Prompt: Reproduce every line of the records below word for word, leaving out the pictures.
·····
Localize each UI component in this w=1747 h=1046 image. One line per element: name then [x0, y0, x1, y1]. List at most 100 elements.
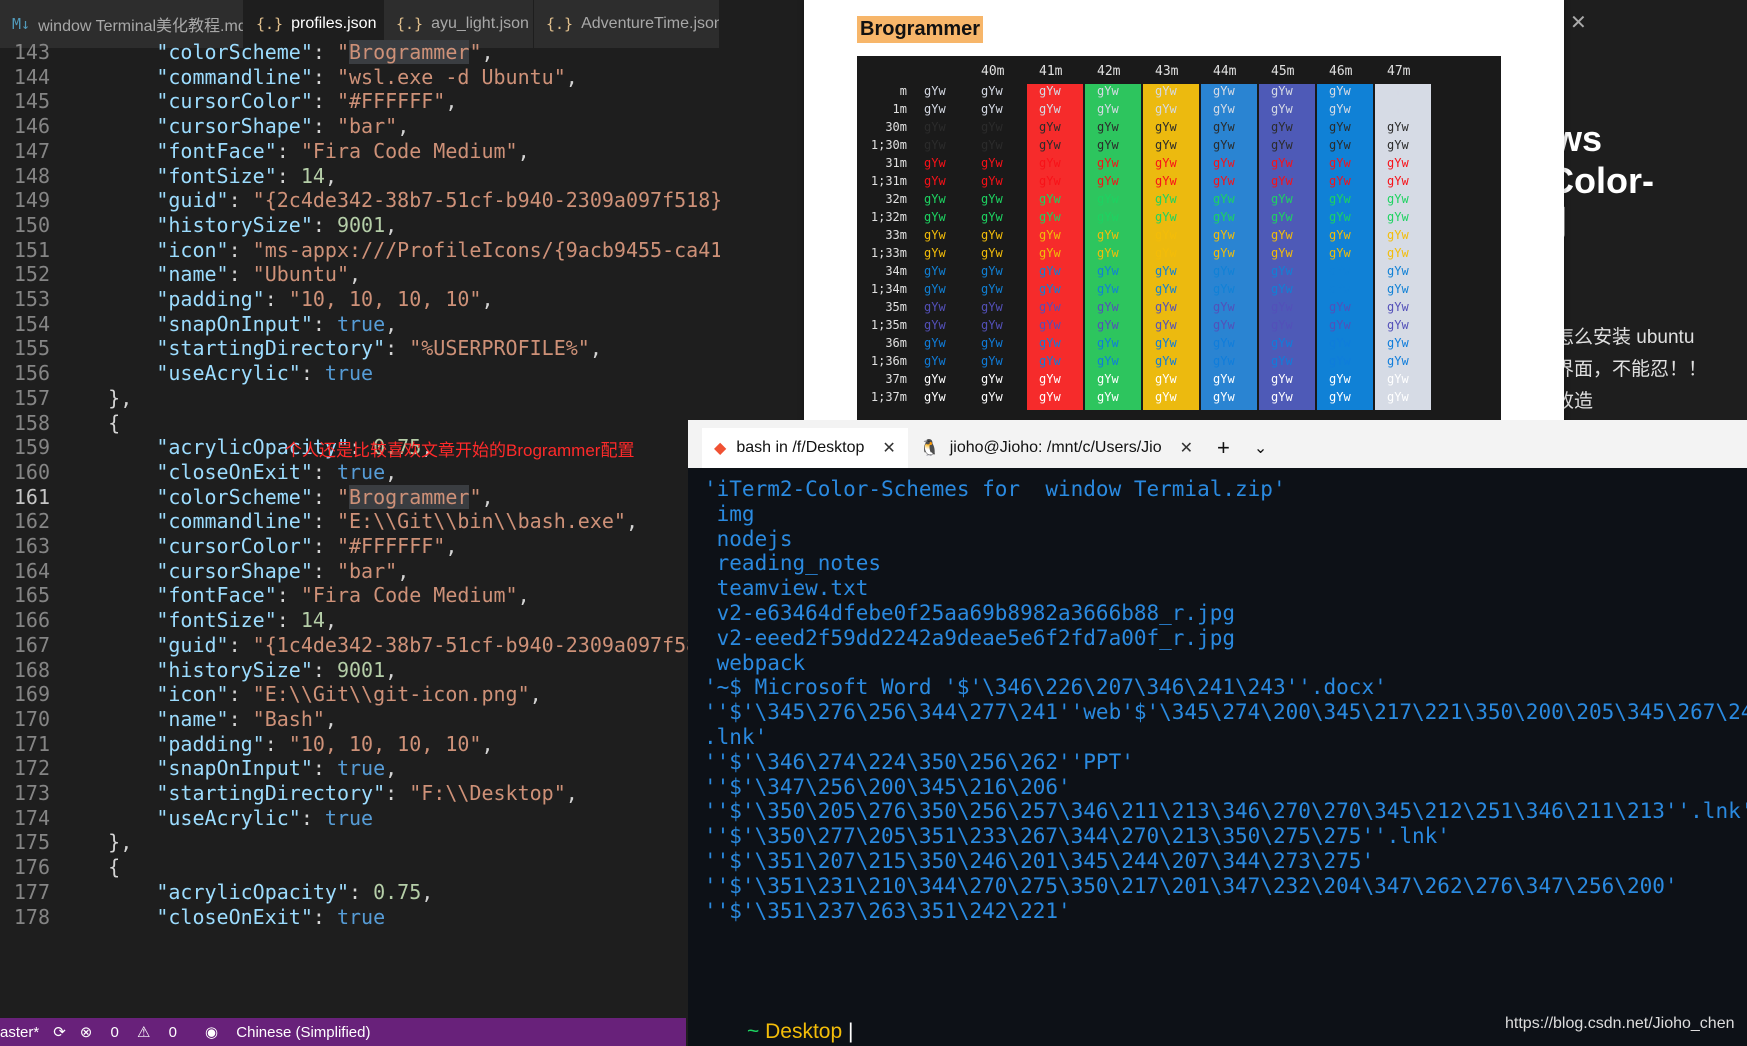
code-line[interactable]: 163 "cursorColor": "#FFFFFF", [0, 534, 720, 559]
code-line[interactable]: 175 }, [0, 830, 720, 855]
terminal-prompt[interactable]: ~ Desktop | [712, 996, 853, 1046]
code-line[interactable]: 169 "icon": "E:\\Git\\git-icon.png", [0, 682, 720, 707]
sample-glyph: gYw [1097, 264, 1119, 278]
close-icon[interactable]: ✕ [1180, 438, 1193, 458]
sample-glyph: gYw [924, 372, 946, 386]
code-line[interactable]: 173 "startingDirectory": "F:\\Desktop", [0, 781, 720, 806]
code-line[interactable]: 166 "fontSize": 14, [0, 608, 720, 633]
language-indicator[interactable]: ◉ Chinese (Simplified) [205, 1023, 384, 1041]
code-line[interactable]: 176 { [0, 855, 720, 880]
code-line[interactable]: 161 "colorScheme": "Brogrammer", [0, 484, 720, 510]
code-line[interactable]: 158 { [0, 411, 720, 436]
code-area[interactable]: 143 "colorScheme": "Brogrammer", 144 "com… [0, 40, 720, 1010]
sample-glyph: gYw [924, 390, 946, 404]
code-line[interactable]: 162 "commandline": "E:\\Git\\bin\\bash.e… [0, 509, 720, 534]
sample-glyph: gYw [1039, 264, 1061, 278]
line-number: 174 [13, 805, 50, 830]
terminal-line: v2-eeed2f59dd2242a9deae5e6f2fd7a00f_r.jp… [704, 625, 1236, 650]
code-line[interactable]: 150 "historySize": 9001, [0, 213, 720, 238]
terminal-line: ''$'\346\274\224\350\256\262''PPT' [704, 749, 1134, 774]
sample-glyph: gYw [1097, 390, 1119, 404]
code-line[interactable]: 152 "name": "Ubuntu", [0, 262, 720, 287]
code-line[interactable]: 168 "historySize": 9001, [0, 658, 720, 683]
line-text: "closeOnExit": true [156, 904, 386, 929]
sample-glyph: gYw [1329, 372, 1351, 386]
code-line[interactable]: 155 "startingDirectory": "%USERPROFILE%"… [0, 336, 720, 361]
close-icon[interactable]: ✕ [882, 438, 895, 458]
code-line[interactable]: 156 "useAcrylic": true [0, 361, 720, 386]
sample-glyph: gYw [924, 318, 946, 332]
terminal-tab[interactable]: ◆ bash in /f/Desktop ✕ [702, 428, 908, 468]
sample-glyph: gYw [1155, 156, 1177, 170]
row-label: 37m [885, 372, 907, 386]
sample-glyph: gYw [1155, 192, 1177, 206]
code-line[interactable]: 164 "cursorShape": "bar", [0, 559, 720, 584]
sample-glyph: gYw [1329, 336, 1351, 350]
line-number: 149 [13, 188, 50, 213]
line-text: "colorScheme": "Brogrammer", [156, 40, 494, 64]
sample-glyph: gYw [981, 120, 1003, 134]
line-text: "cursorColor": "#FFFFFF", [156, 89, 458, 114]
code-line[interactable]: 149 "guid": "{2c4de342-38b7-51cf-b940-23… [0, 188, 720, 213]
code-line[interactable]: 154 "snapOnInput": true, [0, 312, 720, 337]
code-line[interactable]: 151 "icon": "ms-appx:///ProfileIcons/{9a… [0, 238, 720, 263]
terminal-line: img [704, 501, 755, 526]
terminal-tab[interactable]: 🐧 jioho@Jioho: /mnt/c/Users/Jio ✕ [908, 428, 1205, 468]
code-line[interactable]: 167 "guid": "{1c4de342-38b7-51cf-b940-23… [0, 633, 720, 658]
code-line[interactable]: 157 }, [0, 386, 720, 411]
watermark-text: https://blog.csdn.net/Jioho_chen [1505, 1015, 1735, 1032]
sample-glyph: gYw [1097, 354, 1119, 368]
line-number: 165 [13, 583, 50, 608]
line-text: "icon": "ms-appx:///ProfileIcons/{9acb94… [156, 237, 720, 262]
tab-dropdown-button[interactable]: ⌄ [1242, 428, 1279, 468]
code-line[interactable]: 170 "name": "Bash", [0, 707, 720, 732]
sync-icon[interactable]: ⟳ [53, 1023, 66, 1041]
line-number: 147 [13, 138, 50, 163]
code-line[interactable]: 172 "snapOnInput": true, [0, 756, 720, 781]
line-text: "padding": "10, 10, 10, 10", [156, 287, 494, 311]
code-line[interactable]: 160 "closeOnExit": true, [0, 460, 720, 485]
column-header: 45m [1271, 64, 1295, 79]
line-number: 169 [13, 682, 50, 707]
code-line[interactable]: 146 "cursorShape": "bar", [0, 114, 720, 139]
sample-glyph: gYw [1097, 84, 1119, 98]
status-bar: aster* ⟳ ⊗ 0 ⚠ 0 ◉ Chinese (Simplified) [0, 1018, 686, 1046]
code-line[interactable]: 177 "acrylicOpacity": 0.75, [0, 880, 720, 905]
sample-glyph: gYw [1271, 264, 1293, 278]
new-tab-button[interactable]: + [1205, 428, 1242, 468]
terminal-line: ''$'\350\205\276\350\256\257\346\211\213… [704, 799, 1747, 824]
code-line[interactable]: 171 "padding": "10, 10, 10, 10", [0, 732, 720, 757]
line-number: 171 [13, 731, 50, 756]
sample-glyph: gYw [1271, 336, 1293, 350]
problems-indicator[interactable]: ⊗ 0 ⚠ 0 [80, 1023, 191, 1041]
terminal-output[interactable]: ~ Desktop | 'iTerm2-Color-Schemes for wi… [688, 468, 1747, 1046]
row-label: 36m [885, 336, 907, 350]
windows-terminal[interactable]: ◆ bash in /f/Desktop ✕ 🐧 jioho@Jioho: /mnt/c… [688, 420, 1747, 1046]
code-line[interactable]: 147 "fontFace": "Fira Code Medium", [0, 139, 720, 164]
code-line[interactable]: 145 "cursorColor": "#FFFFFF", [0, 89, 720, 114]
code-editor[interactable]: M↓ window Terminal美化教程.md {.} profiles.json… [0, 0, 720, 1046]
sample-glyph: gYw [1039, 156, 1061, 170]
code-line[interactable]: 165 "fontFace": "Fira Code Medium", [0, 583, 720, 608]
sample-glyph: gYw [981, 138, 1003, 152]
line-number: 168 [13, 657, 50, 682]
code-line[interactable]: 144 "commandline": "wsl.exe -d Ubuntu", [0, 65, 720, 90]
git-branch[interactable]: aster* [0, 1024, 39, 1041]
line-text: "guid": "{2c4de342-38b7-51cf-b940-2309a0… [156, 188, 720, 213]
line-number: 159 [13, 435, 50, 460]
sample-glyph: gYw [1271, 300, 1293, 314]
close-icon[interactable]: ✕ [1570, 10, 1587, 35]
terminal-line: ''$'\350\277\205\351\233\267\344\270\213… [704, 824, 1450, 849]
code-line[interactable]: 143 "colorScheme": "Brogrammer", [0, 40, 720, 65]
code-line[interactable]: 178 "closeOnExit": true [0, 905, 720, 930]
code-line[interactable]: 148 "fontSize": 14, [0, 164, 720, 189]
sample-glyph: gYw [1387, 372, 1409, 386]
sample-glyph: gYw [1213, 264, 1235, 278]
terminal-line: '~$ Microsoft Word '$'\346\226\207\346\2… [704, 675, 1387, 700]
code-line[interactable]: 174 "useAcrylic": true [0, 806, 720, 831]
line-text: "fontFace": "Fira Code Medium", [156, 138, 530, 163]
sample-glyph: gYw [981, 264, 1003, 278]
sample-glyph: gYw [1097, 300, 1119, 314]
line-text: "useAcrylic": true [156, 805, 374, 830]
code-line[interactable]: 153 "padding": "10, 10, 10, 10", [0, 287, 720, 312]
·····
Exercise result:
Localize each UI component in this w=1747 h=1046 image. One line per element: name then [x0, y0, x1, y1]. List at most 100 elements.
code-line[interactable]: 163 "cursorColor": "#FFFFFF", [0, 534, 720, 559]
code-line[interactable]: 175 }, [0, 830, 720, 855]
terminal-prompt[interactable]: ~ Desktop | [712, 996, 853, 1046]
code-line[interactable]: 169 "icon": "E:\\Git\\git-icon.png", [0, 682, 720, 707]
sample-glyph: gYw [1097, 264, 1119, 278]
close-icon[interactable]: ✕ [1180, 438, 1193, 458]
sample-glyph: gYw [924, 372, 946, 386]
code-line[interactable]: 173 "startingDirectory": "F:\\Desktop", [0, 781, 720, 806]
code-line[interactable]: 166 "fontSize": 14, [0, 608, 720, 633]
language-indicator[interactable]: ◉ Chinese (Simplified) [205, 1023, 384, 1041]
code-line[interactable]: 176 { [0, 855, 720, 880]
code-line[interactable]: 161 "colorScheme": "Brogrammer", [0, 484, 720, 510]
code-line[interactable]: 158 { [0, 411, 720, 436]
code-area[interactable]: 143 "colorScheme": "Brogrammer", 144 "com… [0, 40, 720, 1010]
sample-glyph: gYw [924, 390, 946, 404]
code-line[interactable]: 162 "commandline": "E:\\Git\\bin\\bash.e… [0, 509, 720, 534]
sample-glyph: gYw [1039, 264, 1061, 278]
line-number: 174 [13, 805, 50, 830]
terminal-line: v2-eeed2f59dd2242a9deae5e6f2fd7a00f_r.jp… [704, 625, 1236, 650]
code-line[interactable]: 150 "historySize": 9001, [0, 213, 720, 238]
terminal-line: ''$'\346\274\224\350\256\262''PPT' [704, 749, 1134, 774]
sample-glyph: gYw [1097, 390, 1119, 404]
code-line[interactable]: 152 "name": "Ubuntu", [0, 262, 720, 287]
code-line[interactable]: 168 "historySize": 9001, [0, 658, 720, 683]
line-text: "closeOnExit": true [156, 904, 386, 929]
sample-glyph: gYw [1329, 372, 1351, 386]
code-line[interactable]: 155 "startingDirectory": "%USERPROFILE%"… [0, 336, 720, 361]
close-icon[interactable]: ✕ [882, 438, 895, 458]
code-line[interactable]: 156 "useAcrylic": true [0, 361, 720, 386]
sample-glyph: gYw [924, 318, 946, 332]
terminal-tab[interactable]: ◆ bash in /f/Desktop ✕ [702, 428, 908, 468]
sample-glyph: gYw [1155, 156, 1177, 170]
row-label: 37m [885, 372, 907, 386]
sample-glyph: gYw [1155, 192, 1177, 206]
code-line[interactable]: 164 "cursorShape": "bar", [0, 559, 720, 584]
sample-glyph: gYw [1329, 336, 1351, 350]
line-number: 149 [13, 188, 50, 213]
line-text: "colorScheme": "Brogrammer", [156, 40, 494, 64]
sample-glyph: gYw [981, 120, 1003, 134]
line-text: "cursorColor": "#FFFFFF", [156, 89, 458, 114]
code-line[interactable]: 149 "guid": "{2c4de342-38b7-51cf-b940-23… [0, 188, 720, 213]
code-line[interactable]: 154 "snapOnInput": true, [0, 312, 720, 337]
code-line[interactable]: 151 "icon": "ms-appx:///ProfileIcons/{9a… [0, 238, 720, 263]
terminal-line: img [704, 501, 755, 526]
terminal-tab[interactable]: 🐧 jioho@Jioho: /mnt/c/Users/Jio ✕ [908, 428, 1205, 468]
code-line[interactable]: 167 "guid": "{1c4de342-38b7-51cf-b940-23… [0, 633, 720, 658]
code-line[interactable]: 157 }, [0, 386, 720, 411]
watermark-text: https://blog.csdn.net/Jioho_chen [1505, 1015, 1735, 1032]
sample-glyph: gYw [1097, 354, 1119, 368]
line-number: 165 [13, 583, 50, 608]
line-text: "icon": "ms-appx:///ProfileIcons/{9acb94… [156, 237, 720, 262]
tab-dropdown-button[interactable]: ⌄ [1242, 428, 1279, 468]
code-line[interactable]: 170 "name": "Bash", [0, 707, 720, 732]
sync-icon[interactable]: ⟳ [53, 1023, 66, 1041]
line-number: 147 [13, 138, 50, 163]
code-line[interactable]: 172 "snapOnInput": true, [0, 756, 720, 781]
line-text: "padding": "10, 10, 10, 10", [156, 287, 494, 311]
code-line[interactable]: 160 "closeOnExit": true, [0, 460, 720, 485]
column-header: 45m [1271, 64, 1295, 79]
line-number: 169 [13, 682, 50, 707]
code-line[interactable]: 146 "cursorShape": "bar", [0, 114, 720, 139]
sample-glyph: gYw [1097, 84, 1119, 98]
status-bar: aster* ⟳ ⊗ 0 ⚠ 0 ◉ Chinese (Simplified) [0, 1018, 686, 1046]
code-line[interactable]: 177 "acrylicOpacity": 0.75, [0, 880, 720, 905]
sample-glyph: gYw [1271, 264, 1293, 278]
new-tab-button[interactable]: + [1205, 428, 1242, 468]
terminal-line: ''$'\350\205\276\350\256\257\346\211\213… [704, 799, 1747, 824]
code-line[interactable]: 171 "padding": "10, 10, 10, 10", [0, 732, 720, 757]
line-number: 171 [13, 731, 50, 756]
sample-glyph: gYw [1271, 336, 1293, 350]
problems-indicator[interactable]: ⊗ 0 ⚠ 0 [80, 1023, 191, 1041]
terminal-output[interactable]: ~ Desktop | 'iTerm2-Color-Schemes for wi… [688, 468, 1747, 1046]
row-label: 36m [885, 336, 907, 350]
windows-terminal[interactable]: ◆ bash in /f/Desktop ✕ 🐧 jioho@Jioho: /mnt/c… [688, 420, 1747, 1046]
code-line[interactable]: 147 "fontFace": "Fira Code Medium", [0, 139, 720, 164]
code-line[interactable]: 145 "cursorColor": "#FFFFFF", [0, 89, 720, 114]
code-editor[interactable]: M↓ window Terminal美化教程.md {.} profiles.json… [0, 0, 720, 1046]
sample-glyph: gYw [1039, 156, 1061, 170]
code-line[interactable]: 165 "fontFace": "Fira Code Medium", [0, 583, 720, 608]
sample-glyph: gYw [981, 138, 1003, 152]
line-number: 168 [13, 657, 50, 682]
code-line[interactable]: 144 "commandline": "wsl.exe -d Ubuntu", [0, 65, 720, 90]
git-branch[interactable]: aster* [0, 1024, 39, 1041]
line-text: "guid": "{2c4de342-38b7-51cf-b940-2309a0… [156, 188, 720, 213]
line-number: 159 [13, 435, 50, 460]
sample-glyph: gYw [1271, 300, 1293, 314]
close-icon[interactable]: ✕ [1570, 10, 1587, 35]
terminal-line: ''$'\350\277\205\351\233\267\344\270\213… [704, 824, 1450, 849]
code-line[interactable]: 143 "colorScheme": "Brogrammer", [0, 40, 720, 65]
code-line[interactable]: 178 "closeOnExit": true [0, 905, 720, 930]
code-line[interactable]: 148 "fontSize": 14, [0, 164, 720, 189]
sample-glyph: gYw [1387, 372, 1409, 386]
sample-glyph: gYw [1213, 264, 1235, 278]
terminal-line: '~$ Microsoft Word '$'\346\226\207\346\2… [704, 675, 1387, 700]
code-line[interactable]: 174 "useAcrylic": true [0, 806, 720, 831]
line-text: "fontFace": "Fira Code Medium", [156, 138, 530, 163]
sample-glyph: gYw [981, 264, 1003, 278]
sample-glyph: gYw [1097, 300, 1119, 314]
line-text: "useAcrylic": true [156, 805, 374, 830]
code-line[interactable]: 153 "padding": "10, 10, 10, 10", [0, 287, 720, 312]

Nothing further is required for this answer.